STATED EXERCISE: Lines that hold the word "altura" should be located and copied.

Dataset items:
— START —
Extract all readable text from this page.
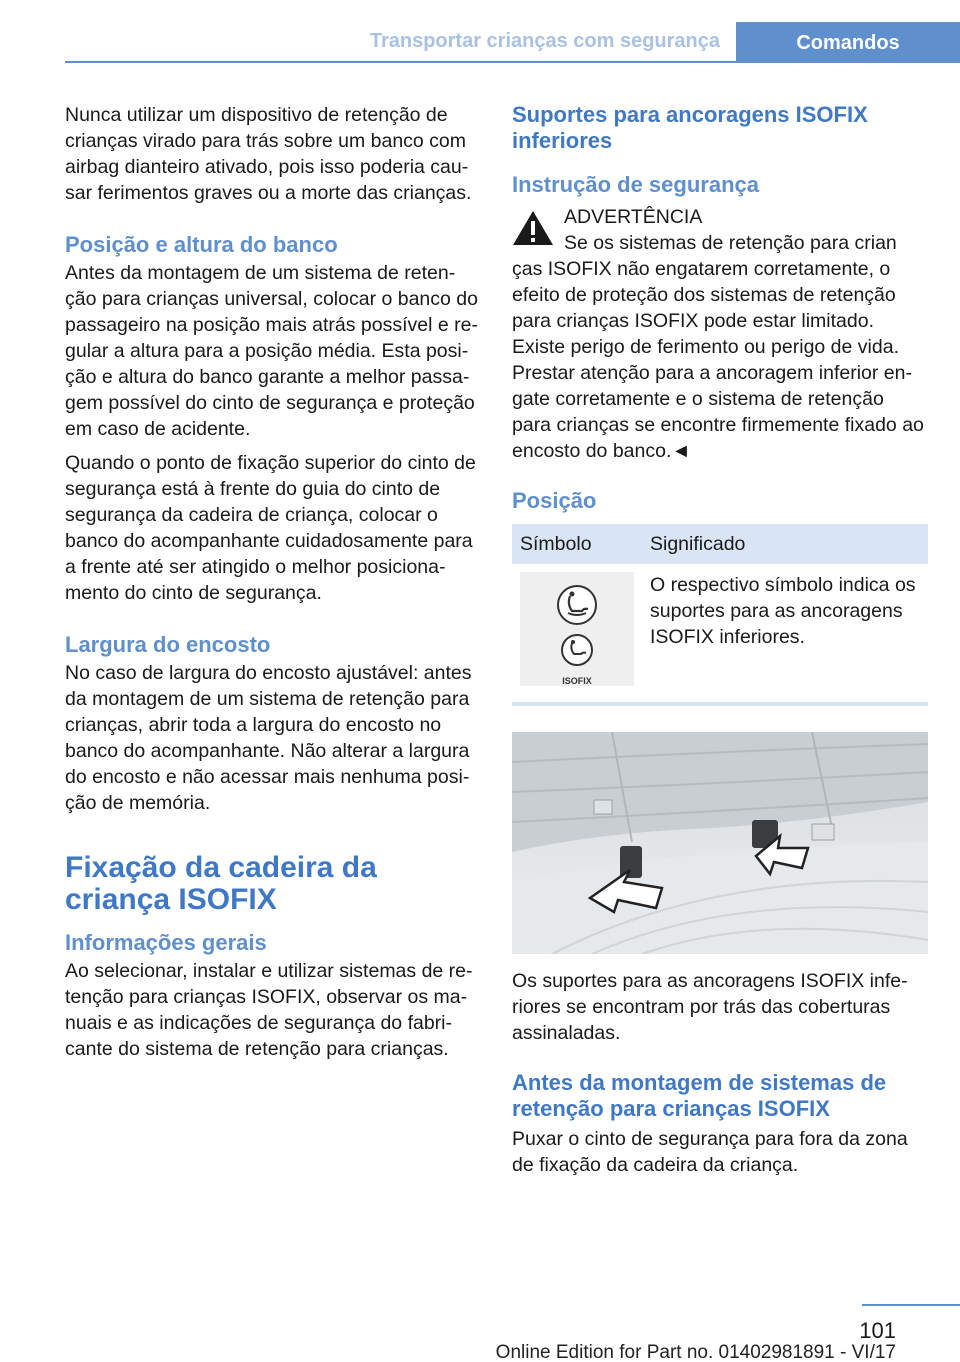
Transportar crianças com segurança	Comandos

Nunca utilizar um dispositivo de retenção de crianças virado para trás sobre um banco com airbag dianteiro ativado, pois isso poderia causar ferimentos graves ou a morte das crianças.

Posição e altura do banco

Antes da montagem de um sistema de retenção para crianças universal, colocar o banco do passageiro na posição mais atrás possível e regular a altura para a posição média. Esta posição e altura do banco garante a melhor passagem possível do cinto de segurança e proteção em caso de acidente.

Quando o ponto de fixação superior do cinto de segurança está à frente do guia do cinto de segurança da cadeira de criança, colocar o banco do acompanhante cuidadosamente para a frente até ser atingido o melhor posicionamento do cinto de segurança.

Largura do encosto

No caso de largura do encosto ajustável: antes da montagem de um sistema de retenção para crianças, abrir toda a largura do encosto no banco do acompanhante. Não alterar a largura do encosto e não acessar mais nenhuma posição de memória.

Fixação da cadeira da criança ISOFIX
Informações gerais

Ao selecionar, instalar e utilizar sistemas de retenção para crianças ISOFIX, observar os manuais e as indicações de segurança do fabricante do sistema de retenção para crianças.

Suportes para ancoragens ISOFIX inferiores
Instrução de segurança
ADVERTÊNCIA
Se os sistemas de retenção para crian
ças ISOFIX não engatarem corretamente, o efeito de proteção dos sistemas de retenção para crianças ISOFIX pode estar limitado. Existe perigo de ferimento ou perigo de vida. Prestar atenção para a ancoragem inferior engate corretamente e o sistema de retenção para crianças se encontre firmemente fixado ao encosto do banco.◄
Posição
Símbolo	Significado

ISOFIX	O respectivo símbolo indica os suportes para as ancoragens ISOFIX inferiores.

Os suportes para as ancoragens ISOFIX inferiores se encontram por trás das coberturas assinaladas.

Antes da montagem de sistemas de retenção para crianças ISOFIX

Puxar o cinto de segurança para fora da zona de fixação da cadeira da criança.

101
Online Edition for Part no. 01402981891 - VI/17
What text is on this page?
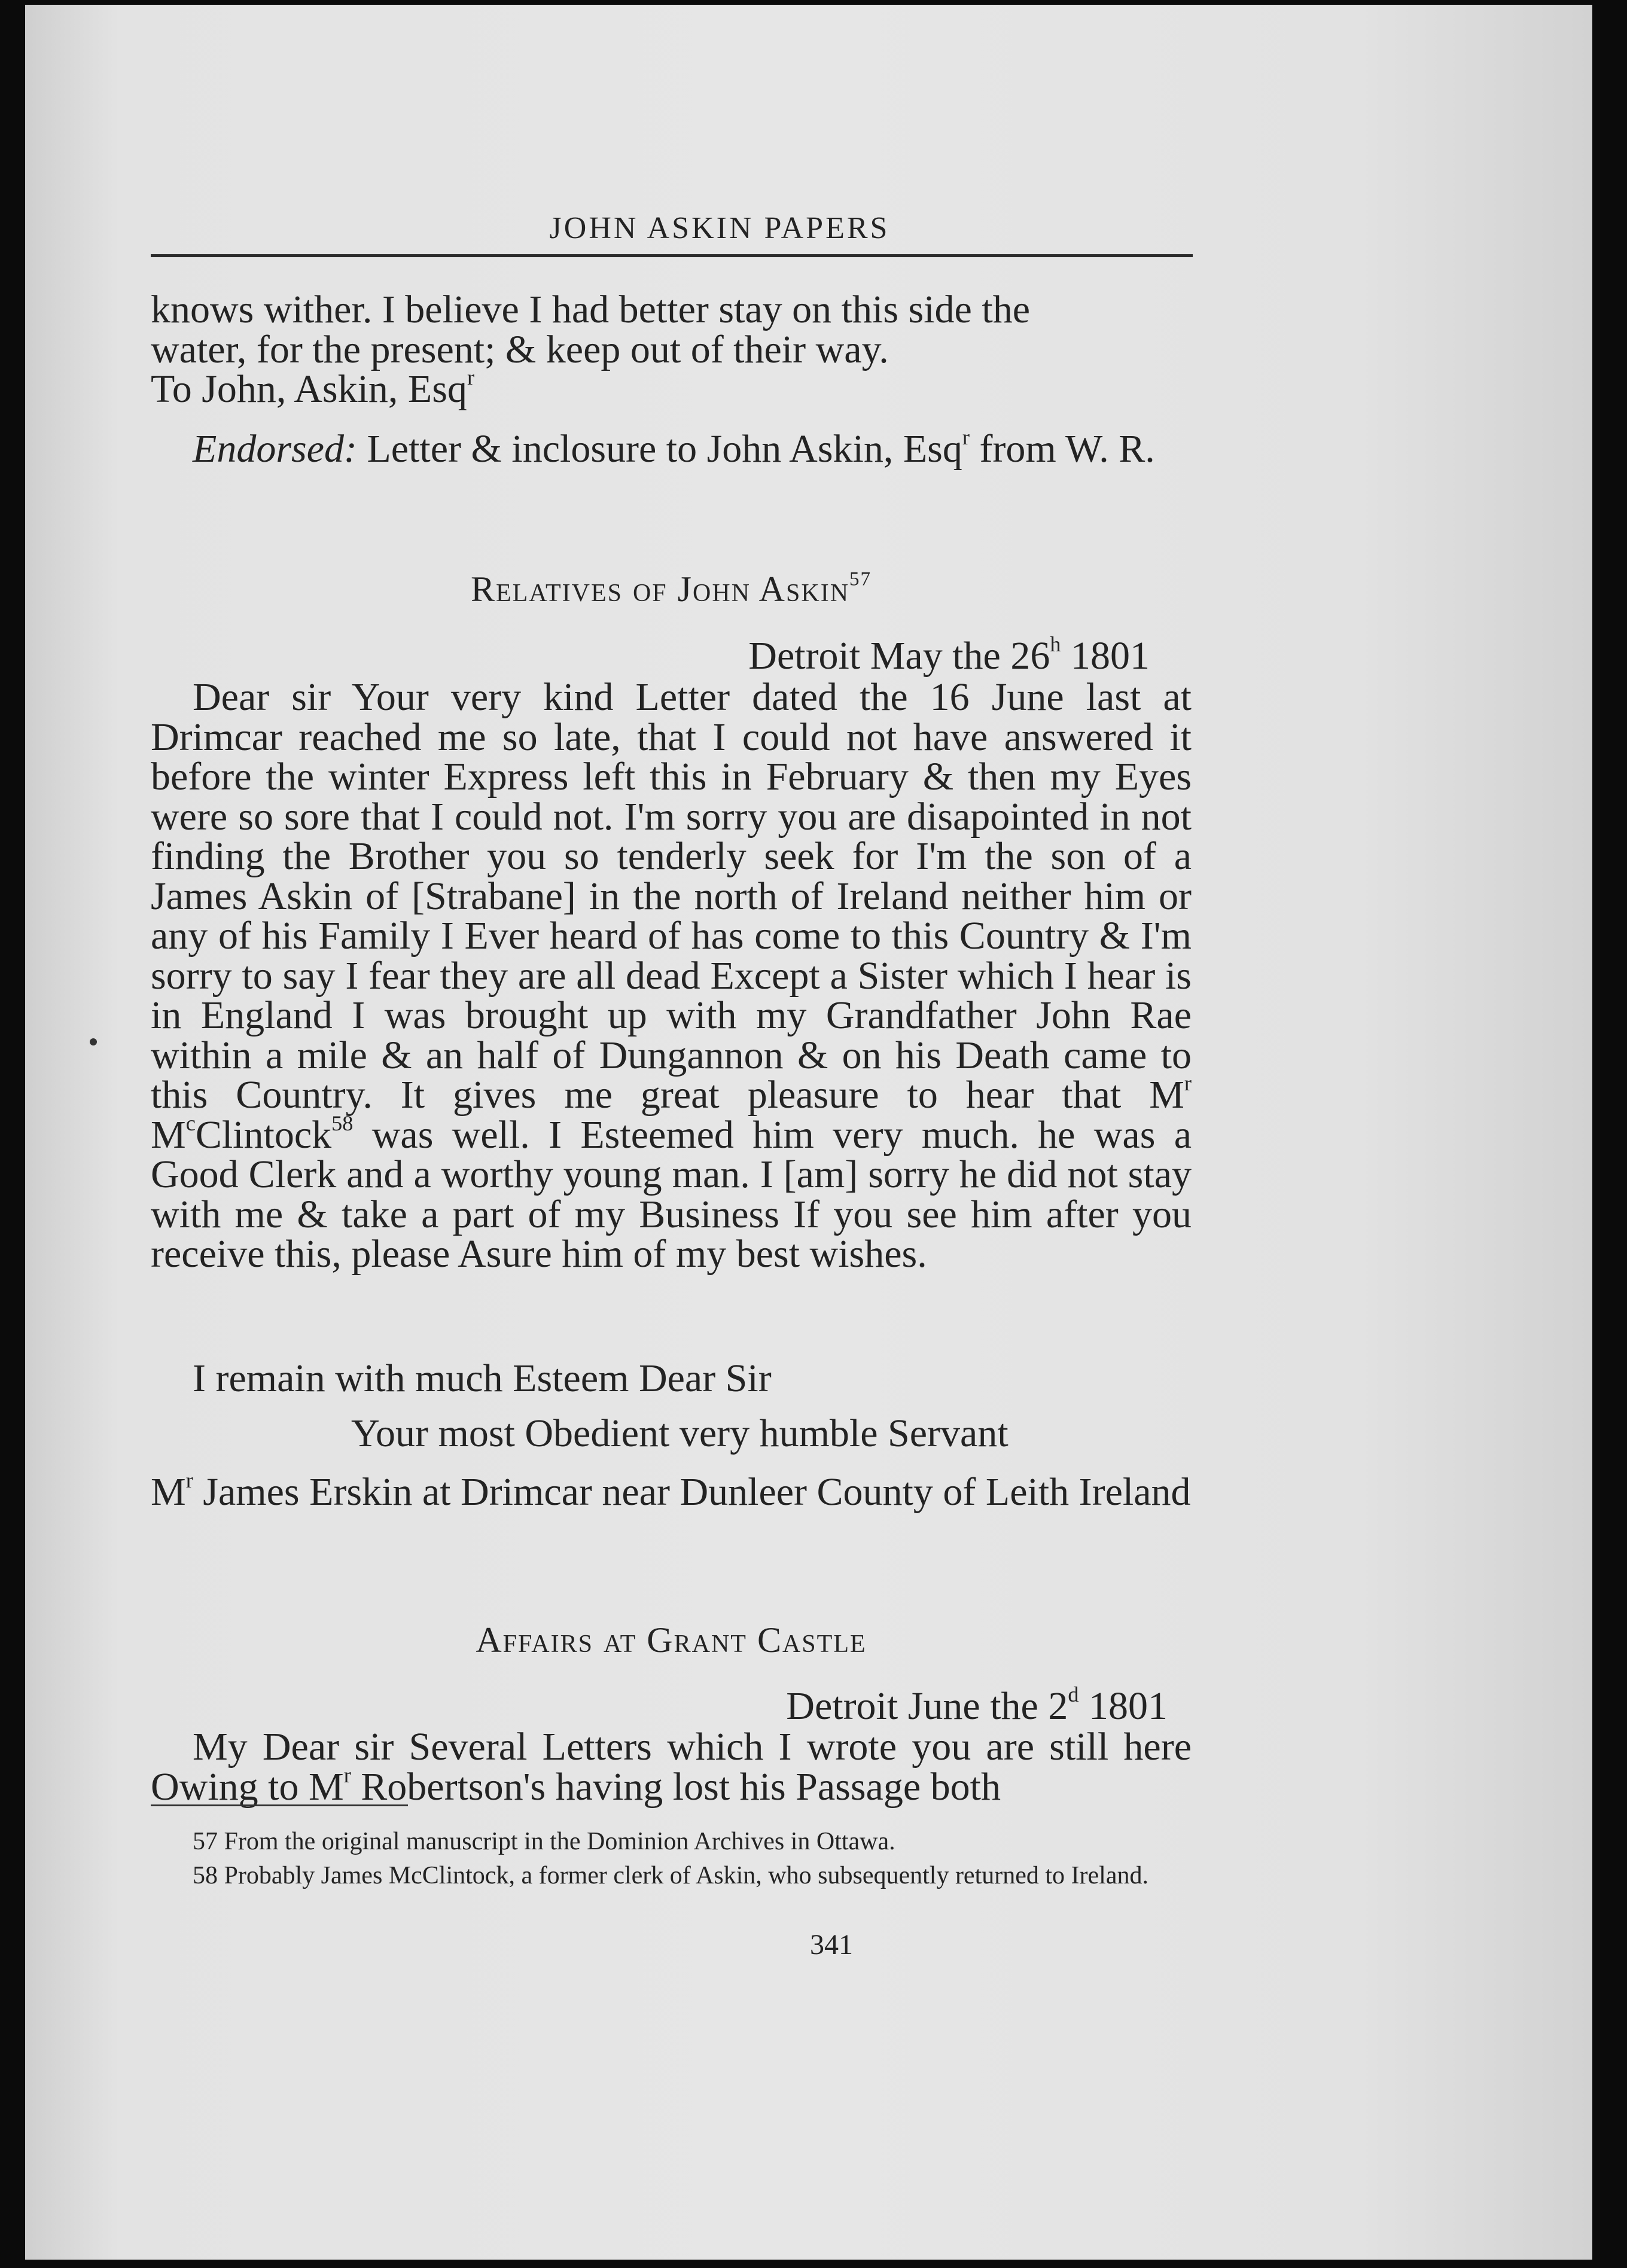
JOHN ASKIN PAPERS
knows wither. I believe I had better stay on this side the
water, for the present; & keep out of their way.
To John, Askin, Esq$^r$

Endorsed: Letter & inclosure to John Askin, Esq$^r$ from W. R.

Relatives of John Askin$^{57}$
Detroit May the 26$^h$ 1801

Dear sir Your very kind Letter dated the 16 June last at Drimcar reached me so late, that I could not have answered it before the winter Express left this in February & then my Eyes were so sore that I could not. I'm sorry you are disapointed in not finding the Brother you so tenderly seek for I'm the son of a James Askin of [Strabane] in the north of Ireland neither him or any of his Family I Ever heard of has come to this Country & I'm sorry to say I fear they are all dead Except a Sister which I hear is in England I was brought up with my Grandfather John Rae within a mile & an half of Dungannon & on his Death came to this Country. It gives me great pleasure to hear that $M^r$ $M^cClintock^{58}$ was well. I Esteemed him very much. he was a Good Clerk and a worthy young man. I [am] sorry he did not stay with me & take a part of my Business If you see him after you receive this, please Asure him of my best wishes.

I remain with much Esteem Dear Sir
Your most Obedient very humble Servant

$M^r$ James Erskin at Drimcar near Dunleer County of Leith Ireland

Affairs at Grant Castle
Detroit June the 2$^d$ 1801

My Dear sir Several Letters which I wrote you are still here Owing to $M^r$ Robertson's having lost his Passage both

57 From the original manuscript in the Dominion Archives in Ottawa.
58 Probably James McClintock, a former clerk of Askin, who subsequently returned to Ireland.
341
— END —
EXERCISE OUTPUT:
Posição e altura do banco
Antes da montagem de um sistema de retenção para crianças universal, colocar o banco do passageiro na posição mais atrás possível e regular a altura para a posição média. Esta posição e altura do banco garante a melhor passagem possível do cinto de segurança e proteção em caso de acidente.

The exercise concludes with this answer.